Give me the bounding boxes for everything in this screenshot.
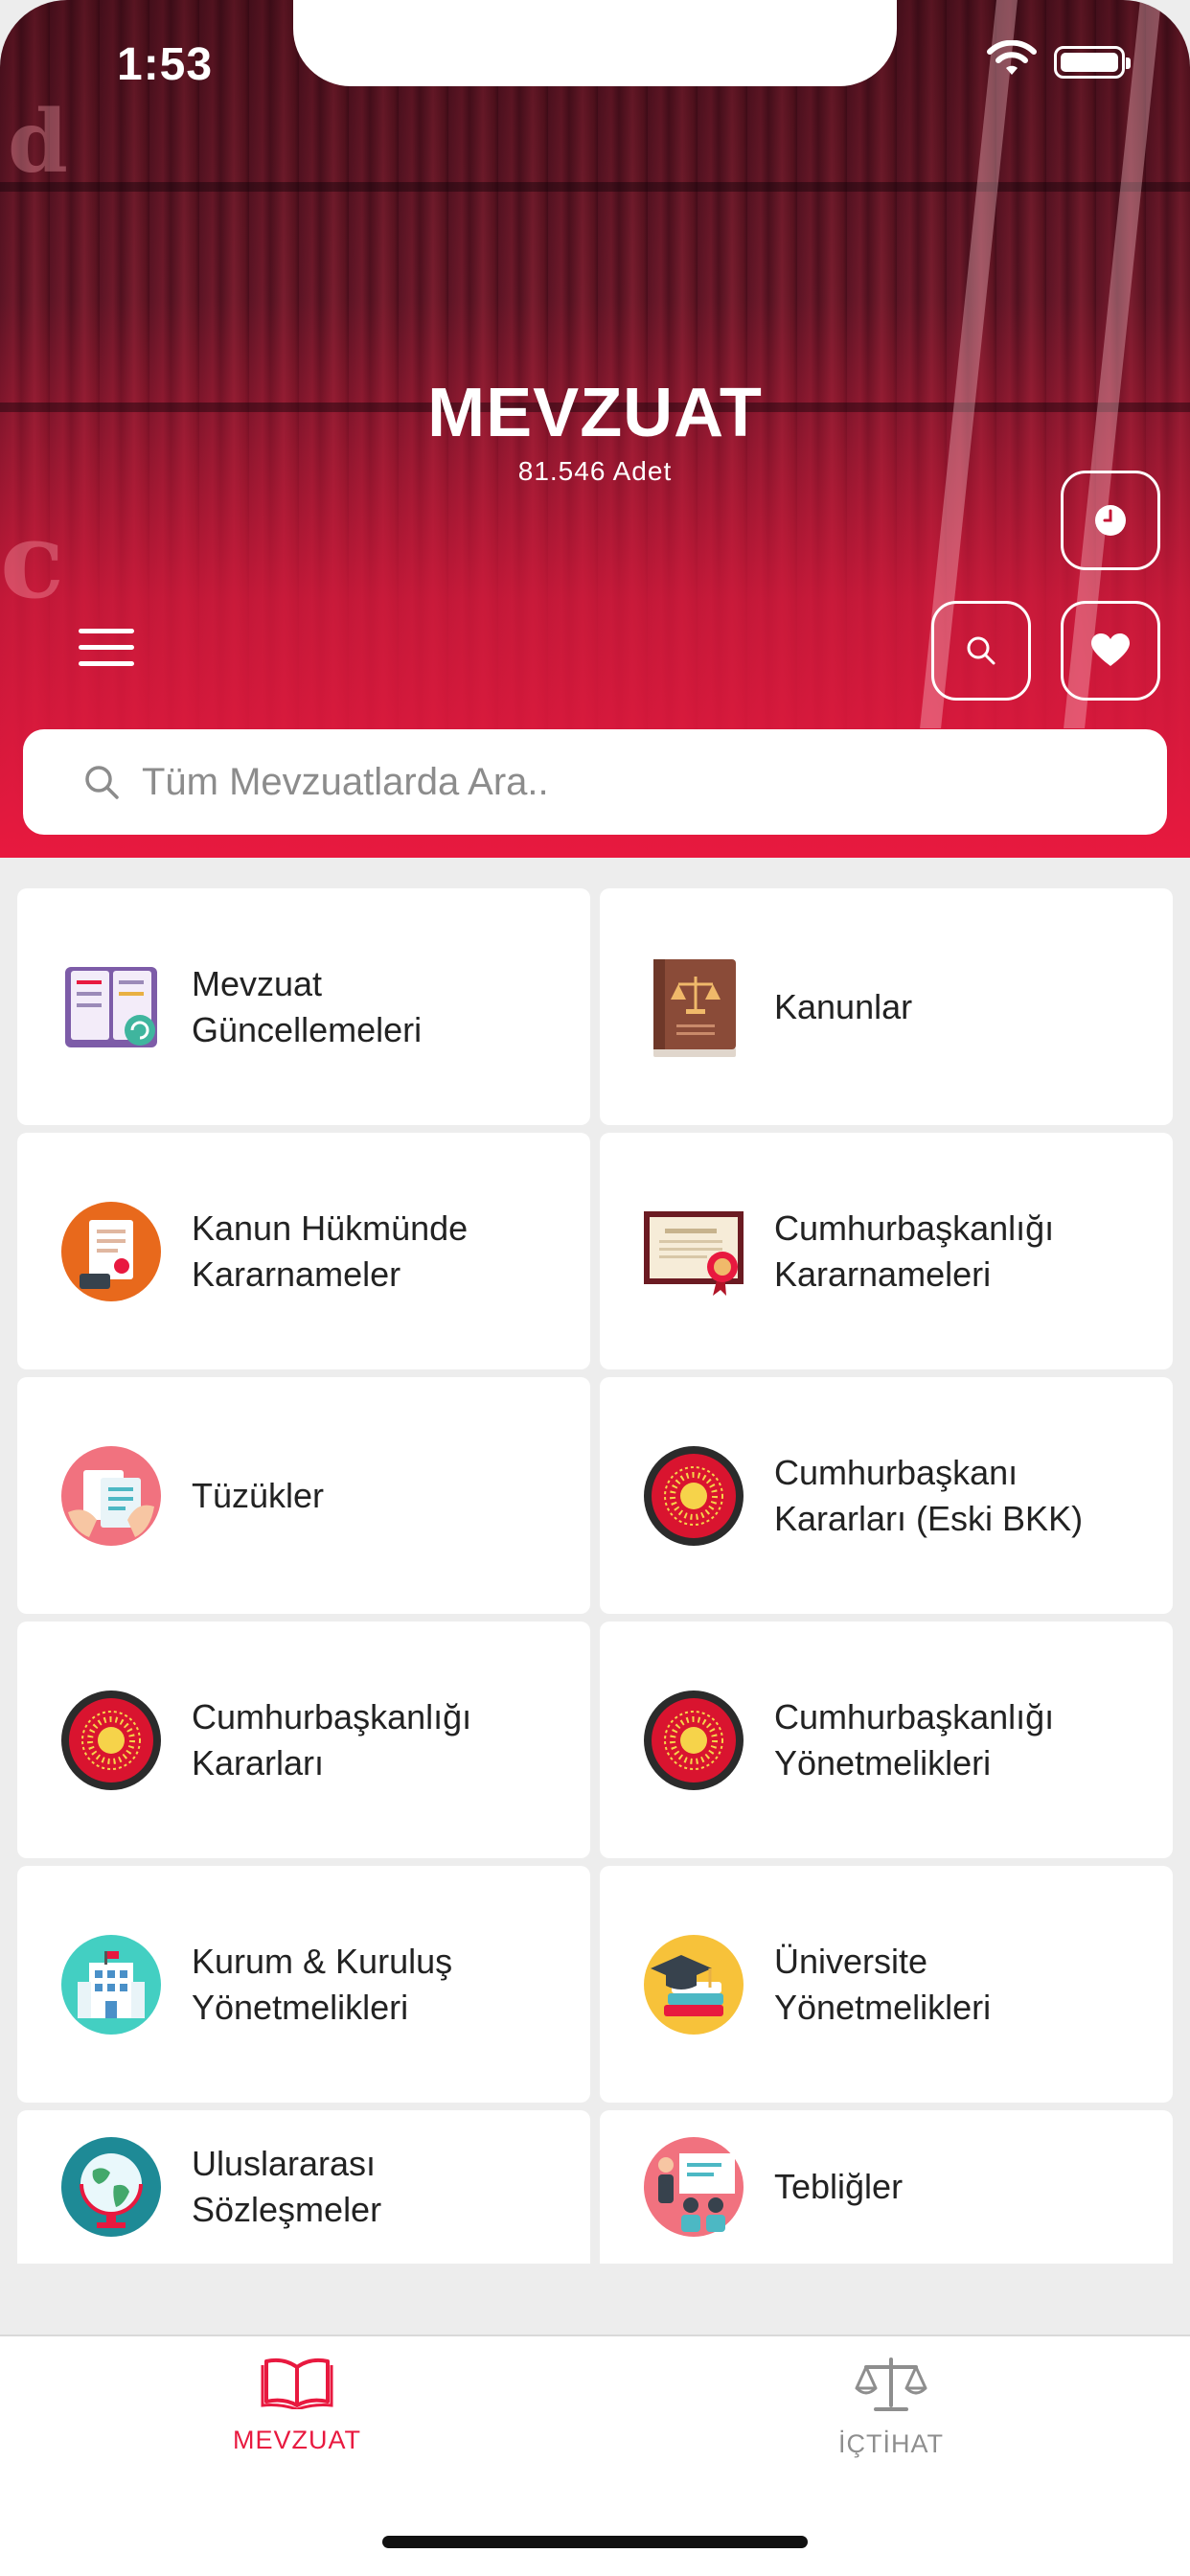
page-title: MEVZUAT: [427, 375, 763, 451]
category-label: Cumhurbaşkanlığı Kararnameleri: [774, 1208, 1055, 1294]
category-card-uluslararasi-sozlesmeler[interactable]: Uluslararası Sözleşmeler: [17, 2110, 590, 2264]
status-time: 1:53: [117, 39, 214, 90]
category-card-universite-yonetmelikleri[interactable]: Üniversite Yönetmelikleri: [600, 1866, 1173, 2103]
header: d c 1:53 MEVZUAT 81.546 Adet: [0, 0, 1190, 858]
globe-icon: [59, 2135, 163, 2239]
category-label: Cumhurbaşkanlığı Yönetmelikleri: [774, 1696, 1055, 1782]
category-label: Kanun Hükmünde Kararnameler: [192, 1208, 469, 1294]
home-indicator: [382, 2536, 808, 2548]
law-book-icon: [642, 955, 745, 1059]
document-count: 81.546 Adet: [517, 456, 673, 486]
book-spine-letter-decoration: d: [8, 91, 68, 193]
category-label: Üniversite Yönetmelikleri: [774, 1941, 992, 2027]
category-label: Kanunlar: [774, 986, 913, 1026]
presentation-icon: [642, 2135, 745, 2239]
history-button[interactable]: [1061, 471, 1160, 570]
tab-label: İÇTİHAT: [838, 2429, 944, 2458]
search-button[interactable]: [931, 601, 1031, 701]
device-notch: [293, 0, 897, 86]
scales-icon: [855, 2358, 927, 2411]
tab-ictihat[interactable]: İÇTİHAT: [747, 2356, 1035, 2459]
graduation-cap-icon: [642, 1933, 745, 2036]
tab-mevzuat[interactable]: MEVZUAT: [153, 2356, 441, 2455]
wifi-icon: [987, 40, 1037, 75]
book-spine-letter-decoration: c: [0, 498, 64, 622]
open-book-icon: [261, 2358, 333, 2411]
category-label: Uluslararası Sözleşmeler: [192, 2144, 382, 2229]
book-update-icon: [59, 955, 163, 1059]
hamburger-menu-icon[interactable]: [79, 629, 134, 667]
category-label: Tebliğler: [774, 2167, 904, 2206]
search-icon: [85, 766, 119, 799]
battery-icon: [1054, 46, 1131, 79]
category-card-khk[interactable]: Kanun Hükmünde Kararnameler: [17, 1133, 590, 1369]
category-label: Kurum & Kuruluş Yönetmelikleri: [192, 1941, 453, 2027]
search-input[interactable]: [142, 760, 1100, 804]
category-card-kanunlar[interactable]: Kanunlar: [600, 888, 1173, 1125]
tab-label: MEVZUAT: [233, 2426, 361, 2454]
presidential-seal-icon: [59, 1689, 163, 1792]
category-card-cb-kararlari-eski-bkk[interactable]: Cumhurbaşkanı Kararları (Eski BKK): [600, 1377, 1173, 1614]
category-card-mevzuat-guncellemeleri[interactable]: Mevzuat Güncellemeleri: [17, 888, 590, 1125]
search-bar[interactable]: [23, 729, 1167, 835]
category-label: Cumhurbaşkanlığı Kararları: [192, 1696, 472, 1782]
regulation-documents-icon: [59, 1444, 163, 1548]
category-card-cb-kararnameleri[interactable]: Cumhurbaşkanlığı Kararnameleri: [600, 1133, 1173, 1369]
category-label: Tüzükler: [192, 1475, 325, 1515]
institution-building-icon: [59, 1933, 163, 2036]
presidential-seal-icon: [642, 1689, 745, 1792]
presidential-seal-icon: [642, 1444, 745, 1548]
certificate-seal-icon: [642, 1200, 745, 1303]
heart-icon: [1091, 633, 1130, 666]
category-label: Mevzuat Güncellemeleri: [192, 963, 423, 1049]
decree-document-icon: [59, 1200, 163, 1303]
category-card-tuzukler[interactable]: Tüzükler: [17, 1377, 590, 1614]
favorites-button[interactable]: [1061, 601, 1160, 701]
search-icon: [967, 636, 995, 665]
category-card-cb-kararlari[interactable]: Cumhurbaşkanlığı Kararları: [17, 1622, 590, 1858]
category-card-cb-yonetmelikleri[interactable]: Cumhurbaşkanlığı Yönetmelikleri: [600, 1622, 1173, 1858]
category-card-kurum-kurulus-yonetmelikleri[interactable]: Kurum & Kuruluş Yönetmelikleri: [17, 1866, 590, 2103]
category-card-tebligler[interactable]: Tebliğler: [600, 2110, 1173, 2264]
category-label: Cumhurbaşkanı Kararları (Eski BKK): [774, 1452, 1084, 1538]
clock-icon: [1095, 505, 1126, 536]
shelf-decoration: [0, 182, 1190, 192]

|---|

Work to complete:
Lay out every line of the records above as a numbered list, skipping blank lines and leaving out the pictures.

Reply to the exercise:
1. Give me the bounding boxes for everything in this screenshot.
2. page-title: MEVZUAT: [427, 375, 763, 451]
3. category-label: Cumhurbaşkanlığı Kararnameleri: [774, 1208, 1055, 1294]
4. category-card-uluslararasi-sozlesmeler[interactable]: Uluslararası Sözleşmeler: [17, 2110, 590, 2264]
5. status-time: 1:53: [117, 39, 214, 90]
6. category-card-universite-yonetmelikleri[interactable]: Üniversite Yönetmelikleri: [600, 1866, 1173, 2103]
7. header: d c 1:53 MEVZUAT 81.546 Adet: [0, 0, 1190, 858]
8. globe-icon: [59, 2135, 163, 2239]
9. category-label: Cumhurbaşkanlığı Yönetmelikleri: [774, 1696, 1055, 1782]
10. category-label: Kanun Hükmünde Kararnameler: [192, 1208, 469, 1294]
11. home-indicator: [382, 2536, 808, 2548]
12. law-book-icon: [642, 955, 745, 1059]
13. document-count: 81.546 Adet: [517, 456, 673, 486]
14. book-spine-letter-decoration: d: [8, 91, 68, 193]
15. category-label: Üniversite Yönetmelikleri: [774, 1941, 992, 2027]
16. category-label: Kanunlar: [774, 986, 913, 1026]
17. presentation-icon: [642, 2135, 745, 2239]
18. history-button[interactable]: [1061, 471, 1160, 570]
19. tab-label: İÇTİHAT: [838, 2429, 944, 2458]
20. search-button[interactable]: [931, 601, 1031, 701]
21. device-notch: [293, 0, 897, 86]
22. scales-icon: [855, 2358, 927, 2411]
23. tab-ictihat[interactable]: İÇTİHAT: [747, 2356, 1035, 2459]
24. graduation-cap-icon: [642, 1933, 745, 2036]
25. tab-mevzuat[interactable]: MEVZUAT: [153, 2356, 441, 2455]
26. wifi-icon: [987, 40, 1037, 75]
27. book-spine-letter-decoration: c: [0, 498, 64, 622]
28. open-book-icon: [261, 2358, 333, 2411]
29. category-label: Uluslararası Sözleşmeler: [192, 2144, 382, 2229]
30. book-update-icon: [59, 955, 163, 1059]
31. hamburger-menu-icon[interactable]: [79, 629, 134, 667]
32. category-label: Tebliğler: [774, 2167, 904, 2206]
33. search-icon: [85, 766, 119, 799]
34. battery-icon: [1054, 46, 1131, 79]
35. category-card-khk[interactable]: Kanun Hükmünde Kararnameler: [17, 1133, 590, 1369]
36. category-label: Kurum & Kuruluş Yönetmelikleri: [192, 1941, 453, 2027]
37. search-input[interactable]: [142, 760, 1100, 804]
38. category-card-kanunlar[interactable]: Kanunlar: [600, 888, 1173, 1125]
39. tab-label: MEVZUAT: [233, 2426, 361, 2454]
40. presidential-seal-icon: [59, 1689, 163, 1792]
41. category-card-cb-kararlari-eski-bkk[interactable]: Cumhurbaşkanı Kararları (Eski BKK): [600, 1377, 1173, 1614]
42. category-card-mevzuat-guncellemeleri[interactable]: Mevzuat Güncellemeleri: [17, 888, 590, 1125]
43. search-bar[interactable]: [23, 729, 1167, 835]
44. category-label: Cumhurbaşkanlığı Kararları: [192, 1696, 472, 1782]
45. regulation-documents-icon: [59, 1444, 163, 1548]
46. category-card-cb-kararnameleri[interactable]: Cumhurbaşkanlığı Kararnameleri: [600, 1133, 1173, 1369]
47. category-label: Tüzükler: [192, 1475, 325, 1515]
48. institution-building-icon: [59, 1933, 163, 2036]
49. presidential-seal-icon: [642, 1689, 745, 1792]
50. presidential-seal-icon: [642, 1444, 745, 1548]
51. certificate-seal-icon: [642, 1200, 745, 1303]
52. heart-icon: [1091, 633, 1130, 666]
53. category-label: Mevzuat Güncellemeleri: [192, 963, 423, 1049]
54. decree-document-icon: [59, 1200, 163, 1303]
55. category-card-tuzukler[interactable]: Tüzükler: [17, 1377, 590, 1614]
56. favorites-button[interactable]: [1061, 601, 1160, 701]
57. search-icon: [967, 636, 995, 665]
58. category-card-cb-kararlari[interactable]: Cumhurbaşkanlığı Kararları: [17, 1622, 590, 1858]
59. category-card-cb-yonetmelikleri[interactable]: Cumhurbaşkanlığı Yönetmelikleri: [600, 1622, 1173, 1858]
60. category-card-kurum-kurulus-yonetmelikleri[interactable]: Kurum & Kuruluş Yönetmelikleri: [17, 1866, 590, 2103]
61. category-card-tebligler[interactable]: Tebliğler: [600, 2110, 1173, 2264]
62. category-label: Cumhurbaşkanı Kararları (Eski BKK): [774, 1452, 1084, 1538]
63. clock-icon: [1095, 505, 1126, 536]
64. shelf-decoration: [0, 182, 1190, 192]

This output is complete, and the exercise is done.